== Short problem ==
How many lines in these records hold the string "Fund"? Reply with the number alone.

== Given entries ==
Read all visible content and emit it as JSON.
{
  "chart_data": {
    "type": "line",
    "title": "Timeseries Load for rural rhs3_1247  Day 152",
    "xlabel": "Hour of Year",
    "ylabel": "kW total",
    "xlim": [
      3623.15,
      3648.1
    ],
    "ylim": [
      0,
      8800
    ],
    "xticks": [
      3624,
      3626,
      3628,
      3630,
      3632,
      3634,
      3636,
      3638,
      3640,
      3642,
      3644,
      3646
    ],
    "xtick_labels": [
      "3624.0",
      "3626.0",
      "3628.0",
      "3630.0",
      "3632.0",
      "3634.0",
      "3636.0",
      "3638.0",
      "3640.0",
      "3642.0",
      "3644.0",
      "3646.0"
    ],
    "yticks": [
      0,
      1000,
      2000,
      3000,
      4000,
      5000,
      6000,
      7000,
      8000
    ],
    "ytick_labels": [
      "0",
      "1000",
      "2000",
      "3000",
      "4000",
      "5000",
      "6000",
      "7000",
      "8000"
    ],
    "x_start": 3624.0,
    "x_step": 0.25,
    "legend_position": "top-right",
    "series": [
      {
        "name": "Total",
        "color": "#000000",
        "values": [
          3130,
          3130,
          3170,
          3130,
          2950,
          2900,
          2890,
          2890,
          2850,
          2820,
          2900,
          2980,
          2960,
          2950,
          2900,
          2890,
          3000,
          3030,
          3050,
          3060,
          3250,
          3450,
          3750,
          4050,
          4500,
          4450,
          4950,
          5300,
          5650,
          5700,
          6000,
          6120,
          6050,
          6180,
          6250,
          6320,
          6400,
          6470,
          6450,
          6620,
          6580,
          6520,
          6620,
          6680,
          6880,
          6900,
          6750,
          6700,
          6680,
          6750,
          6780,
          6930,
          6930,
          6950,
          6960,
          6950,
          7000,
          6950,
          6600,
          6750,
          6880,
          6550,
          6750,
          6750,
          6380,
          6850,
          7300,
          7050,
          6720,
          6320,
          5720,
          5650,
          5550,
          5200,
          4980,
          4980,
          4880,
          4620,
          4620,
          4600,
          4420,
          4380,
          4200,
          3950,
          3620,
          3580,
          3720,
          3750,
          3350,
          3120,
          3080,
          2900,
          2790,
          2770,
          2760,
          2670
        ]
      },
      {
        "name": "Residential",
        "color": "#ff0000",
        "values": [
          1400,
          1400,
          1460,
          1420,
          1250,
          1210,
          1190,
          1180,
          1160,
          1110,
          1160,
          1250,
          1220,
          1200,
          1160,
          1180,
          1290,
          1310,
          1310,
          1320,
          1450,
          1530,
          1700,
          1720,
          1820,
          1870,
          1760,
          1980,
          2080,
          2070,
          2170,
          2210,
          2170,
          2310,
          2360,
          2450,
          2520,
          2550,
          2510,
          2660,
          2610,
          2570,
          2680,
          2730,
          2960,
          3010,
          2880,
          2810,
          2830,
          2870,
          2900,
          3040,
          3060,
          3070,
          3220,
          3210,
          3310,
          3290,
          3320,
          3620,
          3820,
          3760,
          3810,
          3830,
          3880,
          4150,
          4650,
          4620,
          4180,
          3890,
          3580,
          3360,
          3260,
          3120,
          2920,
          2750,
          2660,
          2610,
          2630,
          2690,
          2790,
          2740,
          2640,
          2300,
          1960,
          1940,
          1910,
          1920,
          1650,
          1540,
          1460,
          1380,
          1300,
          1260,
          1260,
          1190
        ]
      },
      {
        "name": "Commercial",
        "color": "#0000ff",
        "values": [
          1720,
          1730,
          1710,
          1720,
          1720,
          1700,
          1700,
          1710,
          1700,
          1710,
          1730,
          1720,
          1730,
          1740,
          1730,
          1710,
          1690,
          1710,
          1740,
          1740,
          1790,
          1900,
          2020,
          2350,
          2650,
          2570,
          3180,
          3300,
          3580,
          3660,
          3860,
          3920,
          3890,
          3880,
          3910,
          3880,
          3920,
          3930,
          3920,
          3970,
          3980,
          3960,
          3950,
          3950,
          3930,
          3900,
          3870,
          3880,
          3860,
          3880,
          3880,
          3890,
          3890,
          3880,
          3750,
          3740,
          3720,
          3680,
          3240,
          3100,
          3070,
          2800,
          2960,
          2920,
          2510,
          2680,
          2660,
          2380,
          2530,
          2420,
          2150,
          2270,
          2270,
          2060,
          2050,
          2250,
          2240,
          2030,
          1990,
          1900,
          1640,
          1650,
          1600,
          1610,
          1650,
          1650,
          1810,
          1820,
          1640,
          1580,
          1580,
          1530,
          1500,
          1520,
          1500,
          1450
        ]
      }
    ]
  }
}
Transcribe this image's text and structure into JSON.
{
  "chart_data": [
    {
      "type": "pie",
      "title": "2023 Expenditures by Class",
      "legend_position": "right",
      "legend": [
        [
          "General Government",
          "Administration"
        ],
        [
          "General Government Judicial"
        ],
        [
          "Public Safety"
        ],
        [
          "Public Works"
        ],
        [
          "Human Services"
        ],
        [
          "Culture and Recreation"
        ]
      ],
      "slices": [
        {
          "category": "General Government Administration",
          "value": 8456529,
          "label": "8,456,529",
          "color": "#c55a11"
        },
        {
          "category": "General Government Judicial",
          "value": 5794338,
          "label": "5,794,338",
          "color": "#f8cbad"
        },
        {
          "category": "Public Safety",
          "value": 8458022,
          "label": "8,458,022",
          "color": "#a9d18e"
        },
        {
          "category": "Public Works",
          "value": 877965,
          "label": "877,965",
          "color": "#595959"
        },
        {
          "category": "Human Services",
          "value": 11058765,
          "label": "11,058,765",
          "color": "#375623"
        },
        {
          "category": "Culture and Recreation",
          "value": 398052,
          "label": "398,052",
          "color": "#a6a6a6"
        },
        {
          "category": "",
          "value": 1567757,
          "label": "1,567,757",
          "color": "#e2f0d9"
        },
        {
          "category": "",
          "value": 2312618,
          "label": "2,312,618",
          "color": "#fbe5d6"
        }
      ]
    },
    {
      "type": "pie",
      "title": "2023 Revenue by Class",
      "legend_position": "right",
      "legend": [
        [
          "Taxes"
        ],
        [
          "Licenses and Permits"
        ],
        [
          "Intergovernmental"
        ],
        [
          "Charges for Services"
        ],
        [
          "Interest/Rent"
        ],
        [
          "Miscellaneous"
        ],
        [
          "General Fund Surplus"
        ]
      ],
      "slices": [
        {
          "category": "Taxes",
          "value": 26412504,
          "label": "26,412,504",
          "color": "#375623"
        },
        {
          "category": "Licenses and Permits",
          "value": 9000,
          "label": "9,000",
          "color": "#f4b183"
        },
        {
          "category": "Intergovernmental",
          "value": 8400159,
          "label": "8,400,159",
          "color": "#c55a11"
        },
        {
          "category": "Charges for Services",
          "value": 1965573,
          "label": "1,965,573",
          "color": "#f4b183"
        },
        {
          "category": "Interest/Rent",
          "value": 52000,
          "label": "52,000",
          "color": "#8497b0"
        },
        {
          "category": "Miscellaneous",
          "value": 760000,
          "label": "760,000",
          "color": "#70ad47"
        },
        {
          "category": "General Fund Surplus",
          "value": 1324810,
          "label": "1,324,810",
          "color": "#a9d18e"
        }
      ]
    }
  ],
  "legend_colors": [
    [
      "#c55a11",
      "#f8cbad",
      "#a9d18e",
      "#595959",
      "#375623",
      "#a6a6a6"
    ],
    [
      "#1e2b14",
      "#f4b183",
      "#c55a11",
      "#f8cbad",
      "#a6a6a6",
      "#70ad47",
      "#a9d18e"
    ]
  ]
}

== Result ==
2